Source data:
————

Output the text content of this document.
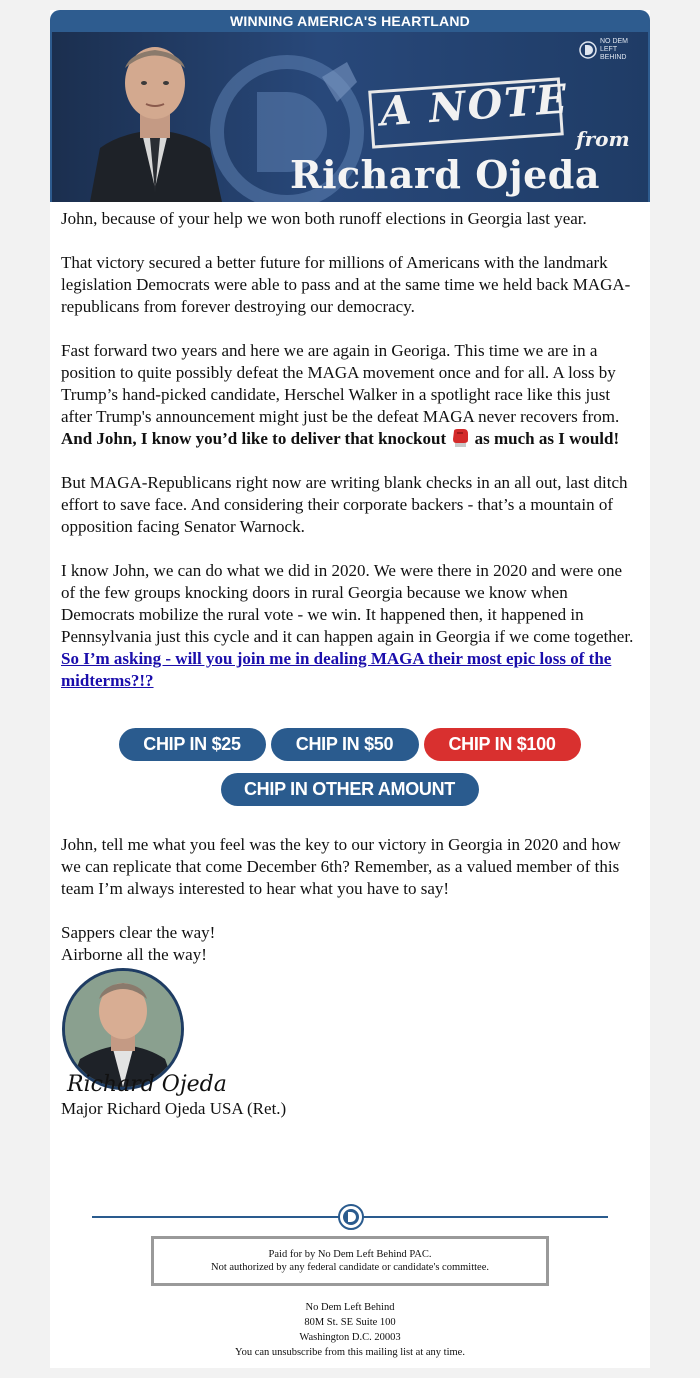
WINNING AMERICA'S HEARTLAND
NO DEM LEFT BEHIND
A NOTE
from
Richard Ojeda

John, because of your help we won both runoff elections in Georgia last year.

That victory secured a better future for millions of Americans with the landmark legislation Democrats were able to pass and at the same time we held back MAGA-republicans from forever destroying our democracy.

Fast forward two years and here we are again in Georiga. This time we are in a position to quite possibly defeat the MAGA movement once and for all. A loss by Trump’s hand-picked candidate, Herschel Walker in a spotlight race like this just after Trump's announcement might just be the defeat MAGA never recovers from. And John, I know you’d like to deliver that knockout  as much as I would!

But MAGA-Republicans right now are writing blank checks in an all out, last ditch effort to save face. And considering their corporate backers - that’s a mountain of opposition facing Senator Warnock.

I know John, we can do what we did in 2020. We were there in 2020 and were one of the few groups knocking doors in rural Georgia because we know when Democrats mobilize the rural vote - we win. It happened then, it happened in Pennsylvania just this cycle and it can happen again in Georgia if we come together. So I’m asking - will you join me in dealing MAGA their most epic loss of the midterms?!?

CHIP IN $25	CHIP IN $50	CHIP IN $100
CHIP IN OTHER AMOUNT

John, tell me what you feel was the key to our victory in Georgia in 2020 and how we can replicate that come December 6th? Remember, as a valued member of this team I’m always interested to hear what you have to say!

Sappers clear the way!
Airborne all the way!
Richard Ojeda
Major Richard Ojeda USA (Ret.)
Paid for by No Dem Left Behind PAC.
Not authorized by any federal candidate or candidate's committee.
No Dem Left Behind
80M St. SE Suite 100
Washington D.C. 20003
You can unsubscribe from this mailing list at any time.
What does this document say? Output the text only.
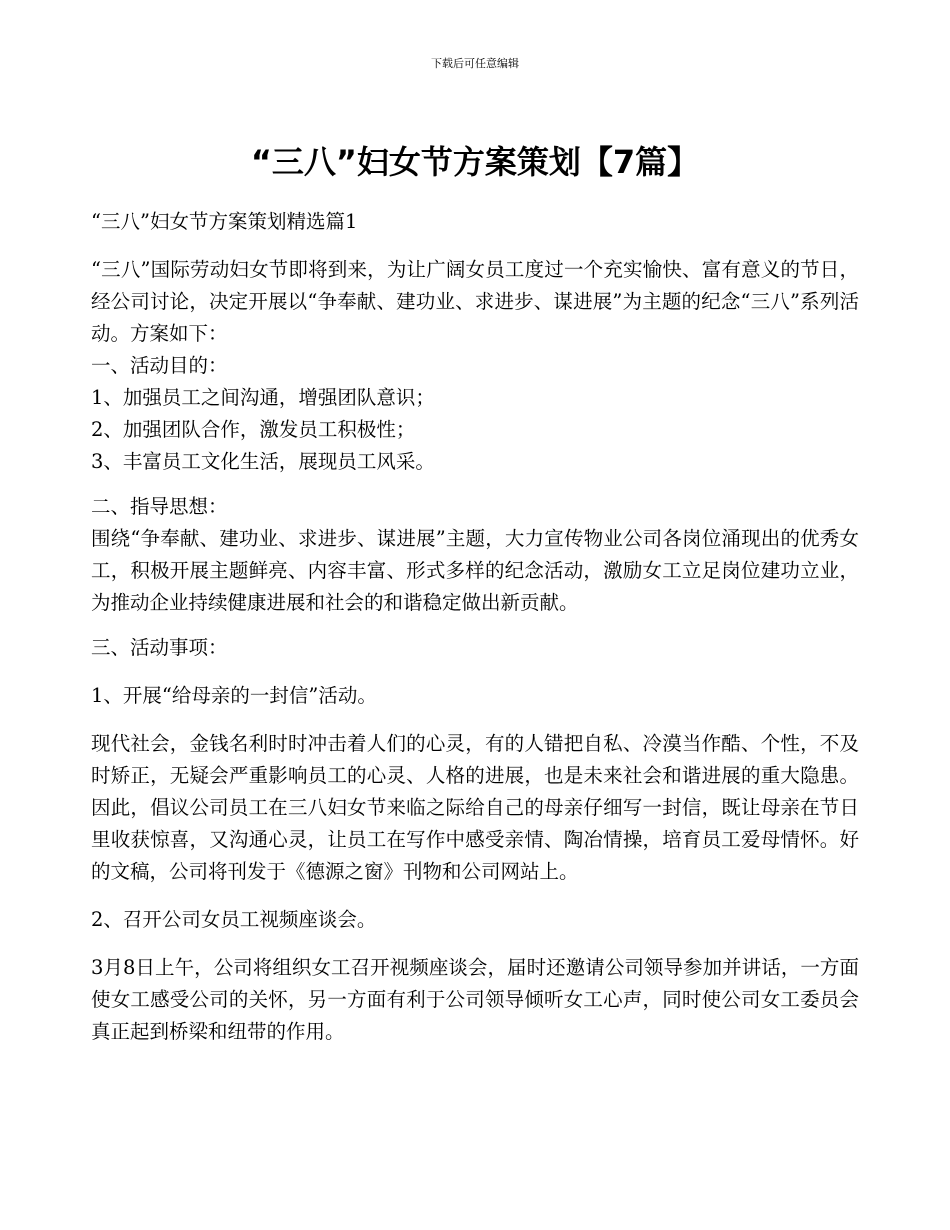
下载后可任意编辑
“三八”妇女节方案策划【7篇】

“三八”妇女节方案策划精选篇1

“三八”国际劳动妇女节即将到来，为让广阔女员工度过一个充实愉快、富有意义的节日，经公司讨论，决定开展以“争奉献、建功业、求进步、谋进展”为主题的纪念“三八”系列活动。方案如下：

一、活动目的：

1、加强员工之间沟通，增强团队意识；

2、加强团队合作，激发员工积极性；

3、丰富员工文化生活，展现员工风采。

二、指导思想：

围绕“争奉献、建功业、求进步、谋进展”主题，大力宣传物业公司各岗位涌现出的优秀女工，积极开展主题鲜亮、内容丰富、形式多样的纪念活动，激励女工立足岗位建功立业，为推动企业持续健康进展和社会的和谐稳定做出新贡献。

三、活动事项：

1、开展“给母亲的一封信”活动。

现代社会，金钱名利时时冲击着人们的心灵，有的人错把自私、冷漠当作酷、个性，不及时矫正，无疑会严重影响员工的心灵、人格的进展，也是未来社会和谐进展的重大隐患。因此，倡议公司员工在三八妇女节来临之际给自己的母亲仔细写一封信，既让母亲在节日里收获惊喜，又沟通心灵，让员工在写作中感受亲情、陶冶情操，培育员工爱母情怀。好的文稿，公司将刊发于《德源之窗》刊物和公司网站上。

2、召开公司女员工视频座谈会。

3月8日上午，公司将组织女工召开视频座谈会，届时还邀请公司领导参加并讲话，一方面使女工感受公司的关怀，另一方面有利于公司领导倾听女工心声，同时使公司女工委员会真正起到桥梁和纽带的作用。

————

__Challenge__
Tell how many lines contain the word "Output", using only the number.

__Written answer__
2